(Records contained in a dataset)
* * * * * * *

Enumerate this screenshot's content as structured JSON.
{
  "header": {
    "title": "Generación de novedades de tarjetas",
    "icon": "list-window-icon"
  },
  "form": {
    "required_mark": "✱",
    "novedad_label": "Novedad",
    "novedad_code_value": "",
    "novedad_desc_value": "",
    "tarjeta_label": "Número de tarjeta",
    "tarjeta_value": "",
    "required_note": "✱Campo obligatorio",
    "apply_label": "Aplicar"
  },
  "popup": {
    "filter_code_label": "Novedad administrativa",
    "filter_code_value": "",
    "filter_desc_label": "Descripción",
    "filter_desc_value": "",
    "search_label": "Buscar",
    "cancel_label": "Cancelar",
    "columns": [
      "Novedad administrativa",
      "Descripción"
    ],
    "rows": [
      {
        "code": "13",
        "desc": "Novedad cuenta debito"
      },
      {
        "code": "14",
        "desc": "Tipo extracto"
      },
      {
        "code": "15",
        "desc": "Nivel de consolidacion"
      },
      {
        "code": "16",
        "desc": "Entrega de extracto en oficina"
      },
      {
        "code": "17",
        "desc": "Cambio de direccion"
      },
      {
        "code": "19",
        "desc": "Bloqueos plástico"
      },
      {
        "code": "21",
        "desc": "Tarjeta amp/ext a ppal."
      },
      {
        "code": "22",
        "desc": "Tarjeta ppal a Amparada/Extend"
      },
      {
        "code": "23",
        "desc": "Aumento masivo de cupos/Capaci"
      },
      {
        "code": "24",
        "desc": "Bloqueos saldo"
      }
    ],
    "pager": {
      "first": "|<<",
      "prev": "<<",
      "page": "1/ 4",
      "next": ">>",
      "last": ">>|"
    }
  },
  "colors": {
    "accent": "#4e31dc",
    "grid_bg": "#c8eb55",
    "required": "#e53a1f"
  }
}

* * * * * * *

- _The problem_
Make an exact copy of the listing, including every line.

- _Answer to the task_
Enumerate this screenshot's content as structured JSON.
{
  "header": {
    "title": "Generación de novedades de tarjetas",
    "icon": "list-window-icon"
  },
  "form": {
    "required_mark": "✱",
    "novedad_label": "Novedad",
    "novedad_code_value": "",
    "novedad_desc_value": "",
    "tarjeta_label": "Número de tarjeta",
    "tarjeta_value": "",
    "required_note": "✱Campo obligatorio",
    "apply_label": "Aplicar"
  },
  "popup": {
    "filter_code_label": "Novedad administrativa",
    "filter_code_value": "",
    "filter_desc_label": "Descripción",
    "filter_desc_value": "",
    "search_label": "Buscar",
    "cancel_label": "Cancelar",
    "columns": [
      "Novedad administrativa",
      "Descripción"
    ],
    "rows": [
      {
        "code": "13",
        "desc": "Novedad cuenta debito"
      },
      {
        "code": "14",
        "desc": "Tipo extracto"
      },
      {
        "code": "15",
        "desc": "Nivel de consolidacion"
      },
      {
        "code": "16",
        "desc": "Entrega de extracto en oficina"
      },
      {
        "code": "17",
        "desc": "Cambio de direccion"
      },
      {
        "code": "19",
        "desc": "Bloqueos plástico"
      },
      {
        "code": "21",
        "desc": "Tarjeta amp/ext a ppal."
      },
      {
        "code": "22",
        "desc": "Tarjeta ppal a Amparada/Extend"
      },
      {
        "code": "23",
        "desc": "Aumento masivo de cupos/Capaci"
      },
      {
        "code": "24",
        "desc": "Bloqueos saldo"
      }
    ],
    "pager": {
      "first": "|<<",
      "prev": "<<",
      "page": "1/ 4",
      "next": ">>",
      "last": ">>|"
    }
  },
  "colors": {
    "accent": "#4e31dc",
    "grid_bg": "#c8eb55",
    "required": "#e53a1f"
  }
}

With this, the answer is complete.